- [EXERCISE GOAL]: Output the material below in full, exactly as it is.
-- START --
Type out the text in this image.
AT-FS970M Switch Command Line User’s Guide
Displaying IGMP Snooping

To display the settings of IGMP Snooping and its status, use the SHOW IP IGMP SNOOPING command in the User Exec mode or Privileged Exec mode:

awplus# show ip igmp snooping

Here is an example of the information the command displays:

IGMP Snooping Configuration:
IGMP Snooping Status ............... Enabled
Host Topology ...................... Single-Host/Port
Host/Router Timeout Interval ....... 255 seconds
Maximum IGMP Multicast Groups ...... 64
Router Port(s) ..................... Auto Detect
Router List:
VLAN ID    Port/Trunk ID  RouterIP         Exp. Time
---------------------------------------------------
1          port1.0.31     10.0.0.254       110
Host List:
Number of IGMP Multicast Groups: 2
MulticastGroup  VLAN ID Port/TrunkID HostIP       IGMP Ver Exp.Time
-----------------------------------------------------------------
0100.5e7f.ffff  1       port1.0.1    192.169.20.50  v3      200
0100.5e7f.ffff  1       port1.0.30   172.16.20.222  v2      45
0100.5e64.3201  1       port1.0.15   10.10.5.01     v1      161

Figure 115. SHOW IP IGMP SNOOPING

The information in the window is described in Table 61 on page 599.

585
-- END --
- [ANSWER IN FULL]:
Type out the text in this image.
AT-FS970M Switch Command Line User’s Guide
Displaying IGMP Snooping

To display the settings of IGMP Snooping and its status, use the SHOW IP IGMP SNOOPING command in the User Exec mode or Privileged Exec mode:

awplus# show ip igmp snooping

Here is an example of the information the command displays:

IGMP Snooping Configuration:
IGMP Snooping Status ............... Enabled
Host Topology ...................... Single-Host/Port
Host/Router Timeout Interval ....... 255 seconds
Maximum IGMP Multicast Groups ...... 64
Router Port(s) ..................... Auto Detect
Router List:
VLAN ID    Port/Trunk ID  RouterIP         Exp. Time
---------------------------------------------------
1          port1.0.31     10.0.0.254       110
Host List:
Number of IGMP Multicast Groups: 2
MulticastGroup  VLAN ID Port/TrunkID HostIP       IGMP Ver Exp.Time
-----------------------------------------------------------------
0100.5e7f.ffff  1       port1.0.1    192.169.20.50  v3      200
0100.5e7f.ffff  1       port1.0.30   172.16.20.222  v2      45
0100.5e64.3201  1       port1.0.15   10.10.5.01     v1      161

Figure 115. SHOW IP IGMP SNOOPING

The information in the window is described in Table 61 on page 599.

585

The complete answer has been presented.